**Requirements:** Tally how many lines of these entries hold the string "text". Return the number alone.

......

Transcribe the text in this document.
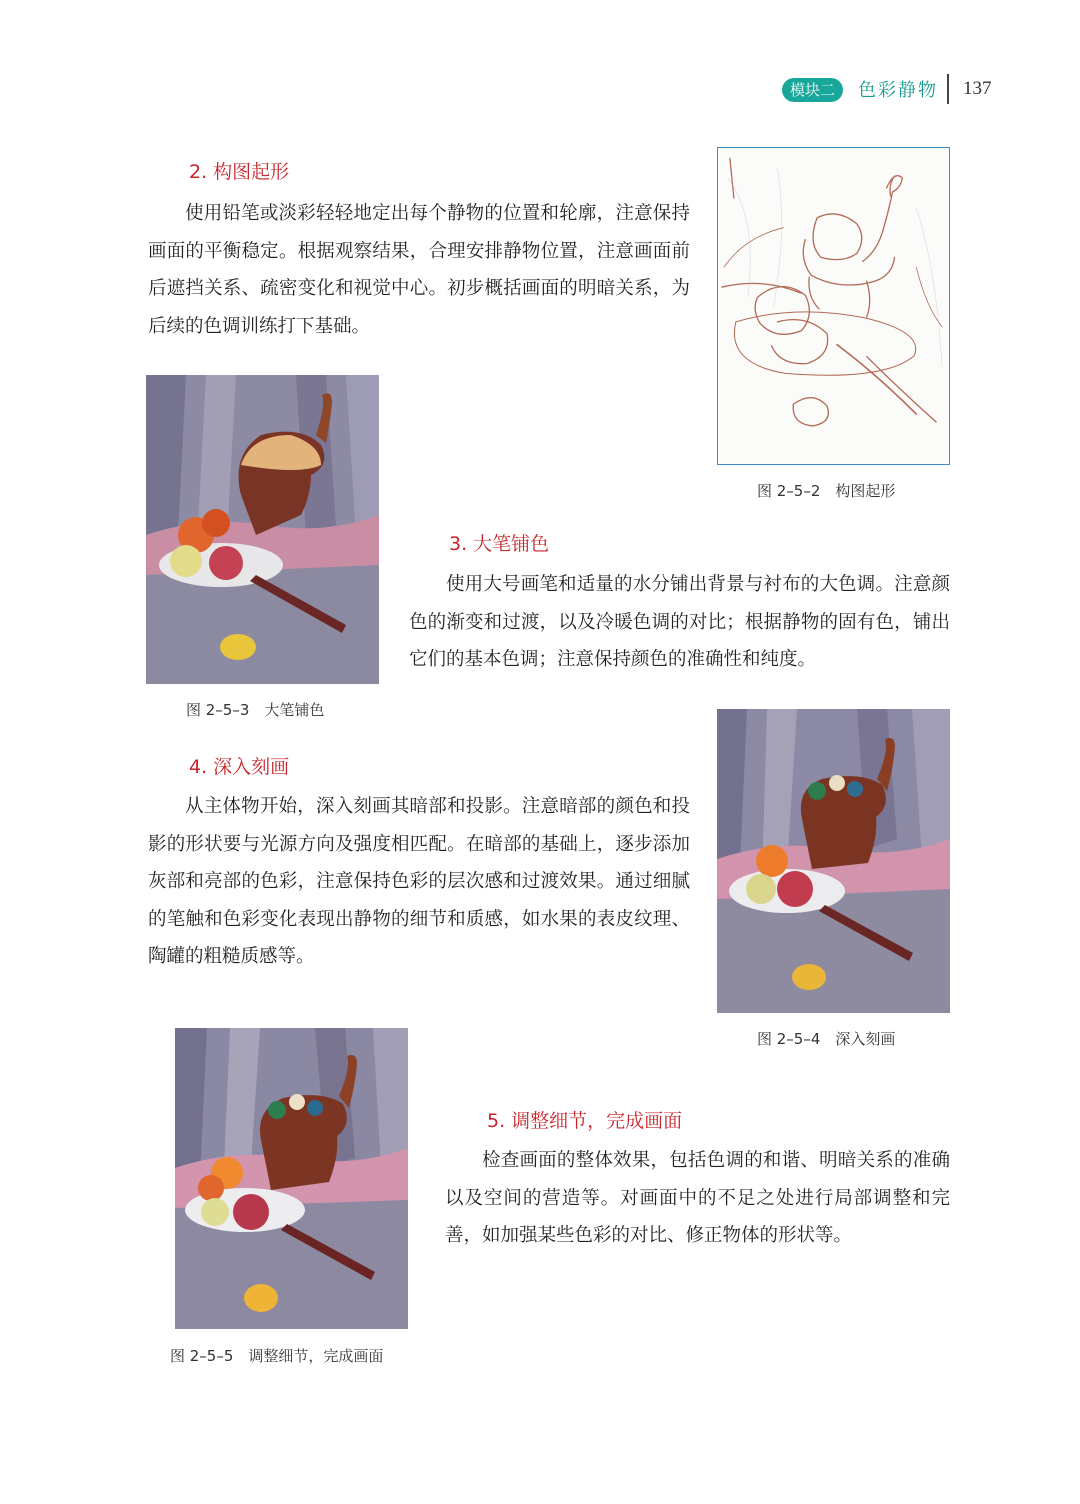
模块二	色彩静物 137
2. 构图起形

使用铅笔或淡彩轻轻地定出每个静物的位置和轮廓，注意保持画面的平衡稳定。根据观察结果，合理安排静物位置，注意画面前后遮挡关系、疏密变化和视觉中心。初步概括画面的明暗关系，为后续的色调训练打下基础。

图 2–5–2　构图起形
图 2–5–3　大笔铺色
3. 大笔铺色

使用大号画笔和适量的水分铺出背景与衬布的大色调。注意颜色的渐变和过渡，以及冷暖色调的对比；根据静物的固有色，铺出它们的基本色调；注意保持颜色的准确性和纯度。

图 2–5–4　深入刻画
4. 深入刻画

从主体物开始，深入刻画其暗部和投影。注意暗部的颜色和投影的形状要与光源方向及强度相匹配。在暗部的基础上，逐步添加灰部和亮部的色彩，注意保持色彩的层次感和过渡效果。通过细腻的笔触和色彩变化表现出静物的细节和质感，如水果的表皮纹理、陶罐的粗糙质感等。

图 2–5–5　调整细节，完成画面
5. 调整细节，完成画面

检查画面的整体效果，包括色调的和谐、明暗关系的准确以及空间的营造等。对画面中的不足之处进行局部调整和完善，如加强某些色彩的对比、修正物体的形状等。
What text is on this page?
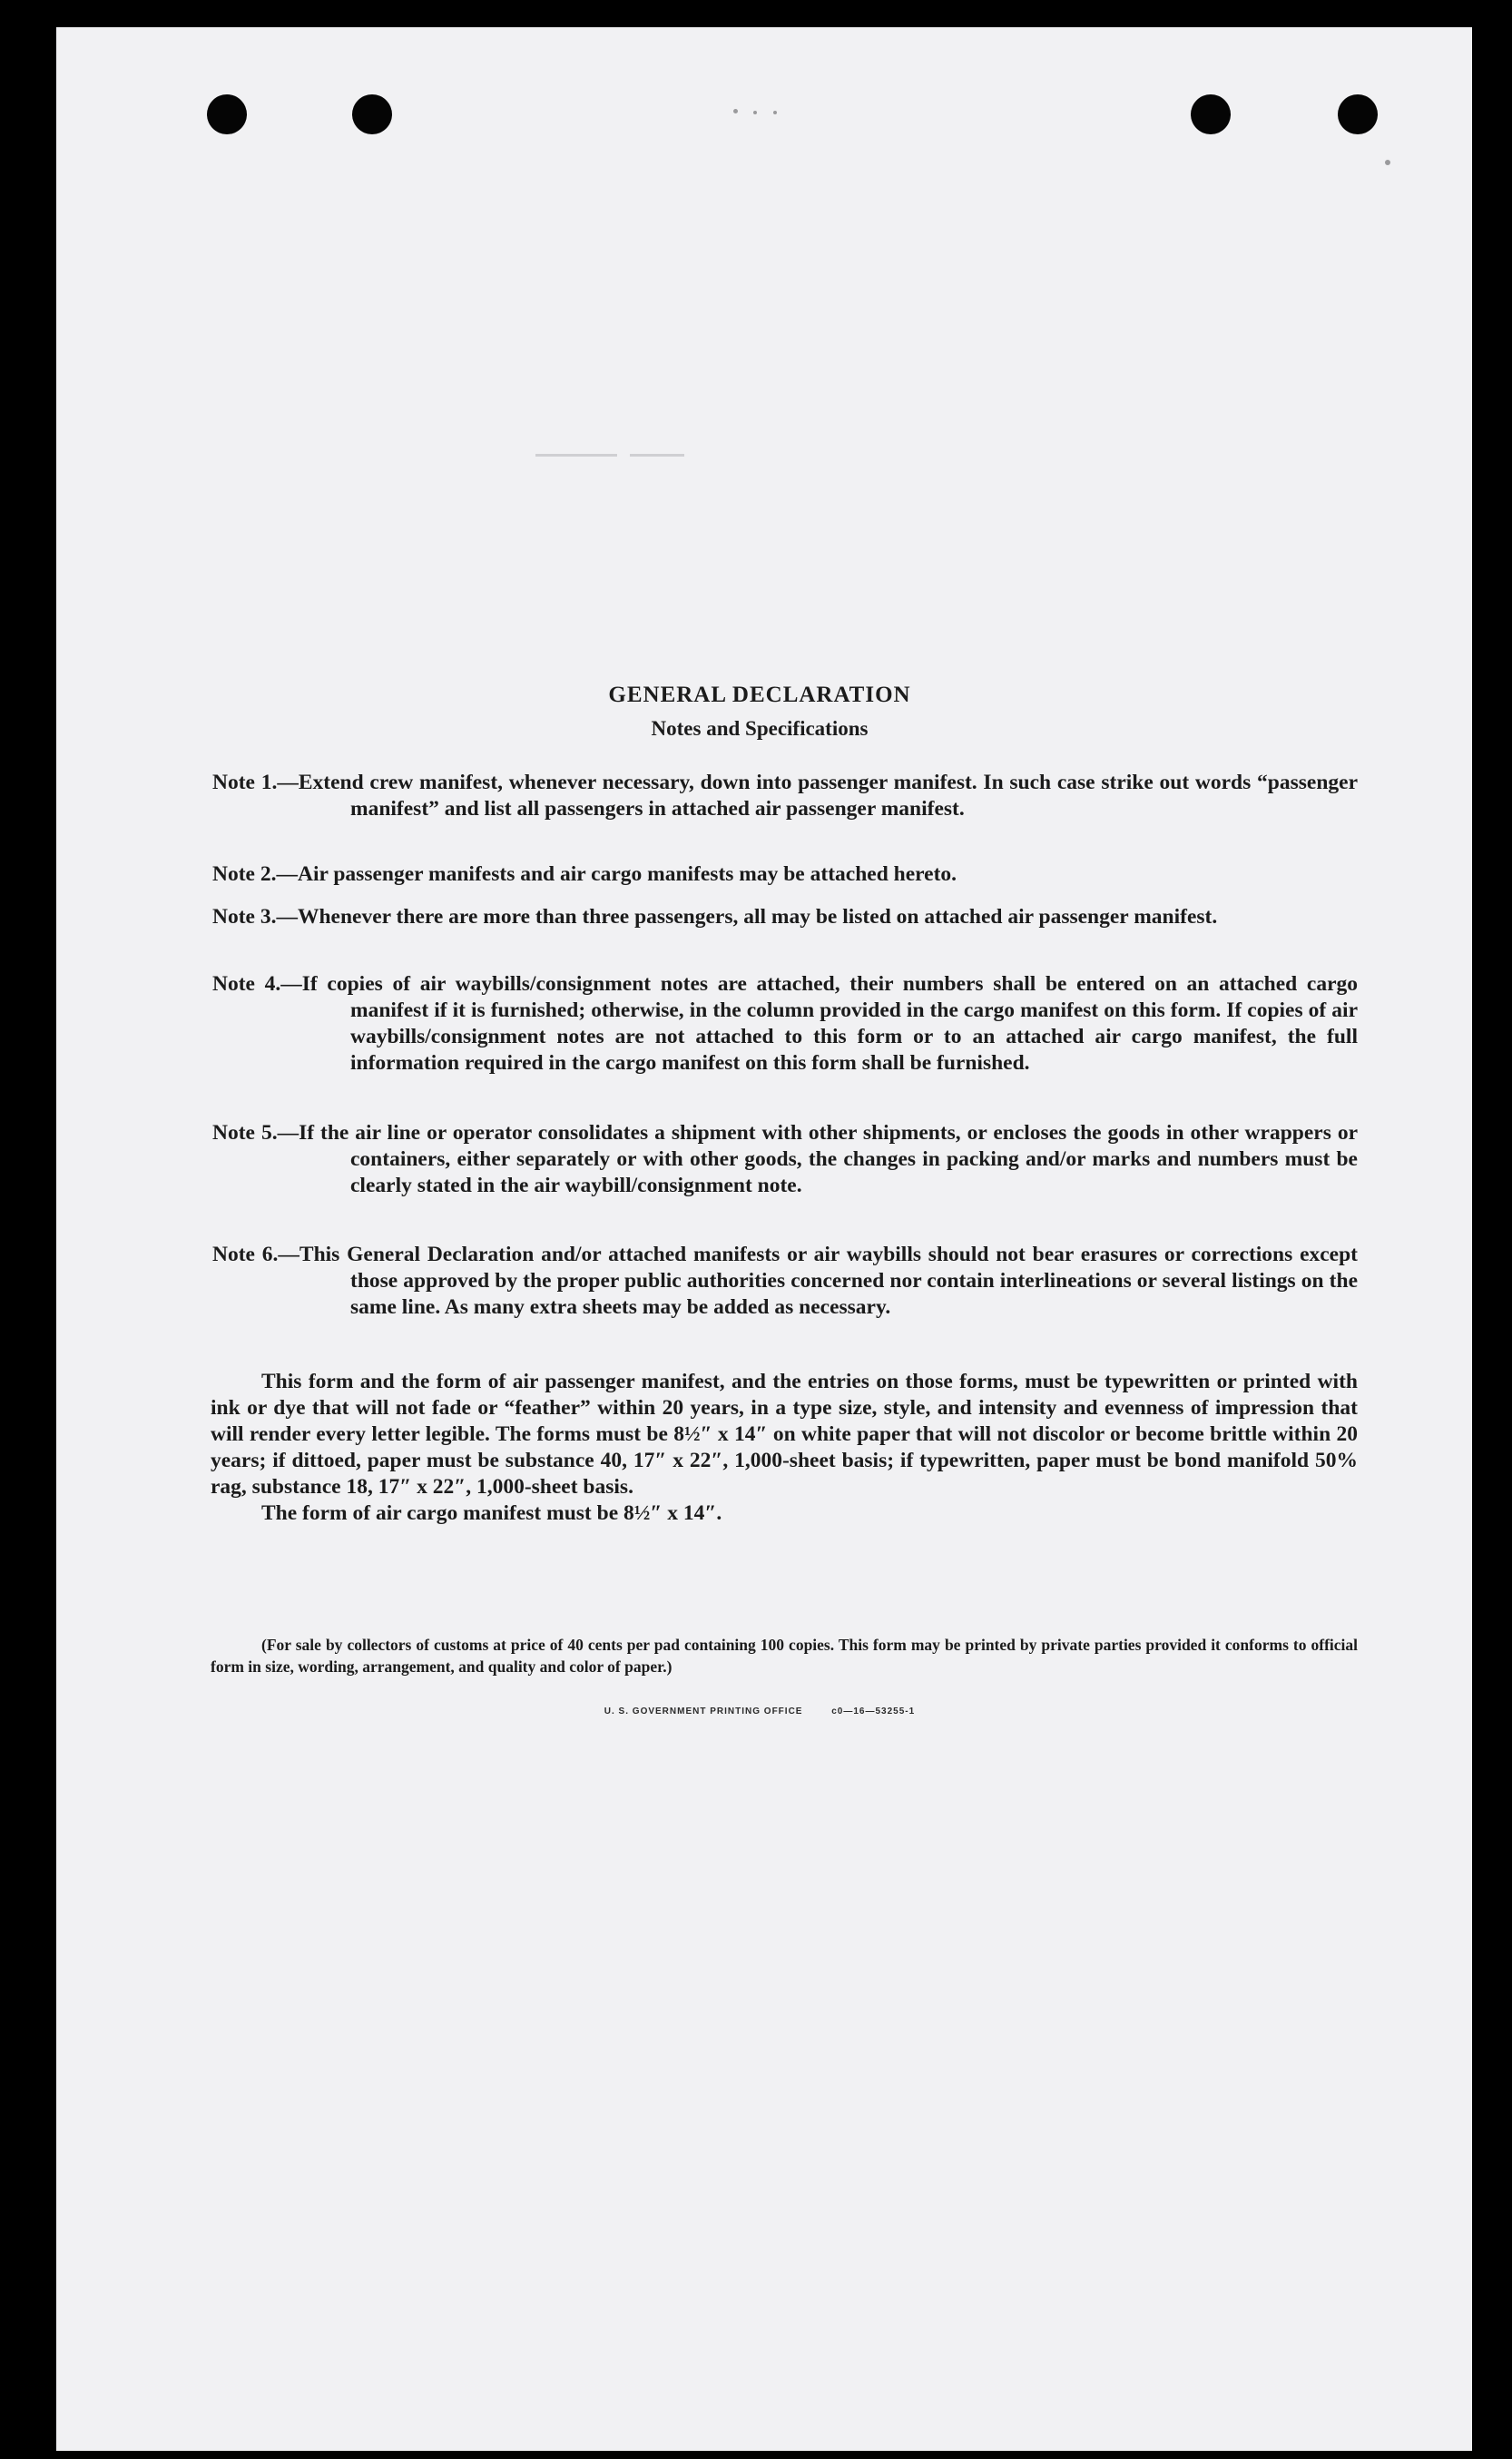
GENERAL DECLARATION
Notes and Specifications
Note 1.—Extend crew manifest, whenever necessary, down into passenger manifest. In such case strike out words “passenger manifest” and list all passengers in attached air passenger manifest.
Note 2.—Air passenger manifests and air cargo manifests may be attached hereto.
Note 3.—Whenever there are more than three passengers, all may be listed on attached air passenger manifest.
Note 4.—If copies of air waybills/consignment notes are attached, their numbers shall be entered on an attached cargo manifest if it is furnished; otherwise, in the column provided in the cargo manifest on this form. If copies of air waybills/consignment notes are not attached to this form or to an attached air cargo manifest, the full information required in the cargo manifest on this form shall be furnished.
Note 5.—If the air line or operator consolidates a shipment with other shipments, or encloses the goods in other wrappers or containers, either separately or with other goods, the changes in packing and/or marks and numbers must be clearly stated in the air waybill/consignment note.
Note 6.—This General Declaration and/or attached manifests or air waybills should not bear erasures or corrections except those approved by the proper public authorities concerned nor contain interlineations or several listings on the same line. As many extra sheets may be added as necessary.

This form and the form of air passenger manifest, and the entries on those forms, must be typewritten or printed with ink or dye that will not fade or “feather” within 20 years, in a type size, style, and intensity and evenness of impression that will render every letter legible. The forms must be 8½″ x 14″ on white paper that will not discolor or become brittle within 20 years; if dittoed, paper must be substance 40, 17″ x 22″, 1,000-sheet basis; if typewritten, paper must be bond manifold 50% rag, substance 18, 17″ x 22″, 1,000-sheet basis.

The form of air cargo manifest must be 8½″ x 14″.

(For sale by collectors of customs at price of 40 cents per pad containing 100 copies. This form may be printed by private parties provided it conforms to official form in size, wording, arrangement, and quality and color of paper.)

U. S. GOVERNMENT PRINTING OFFICE	c0—16—53255-1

......

**Output for this exercise:** 2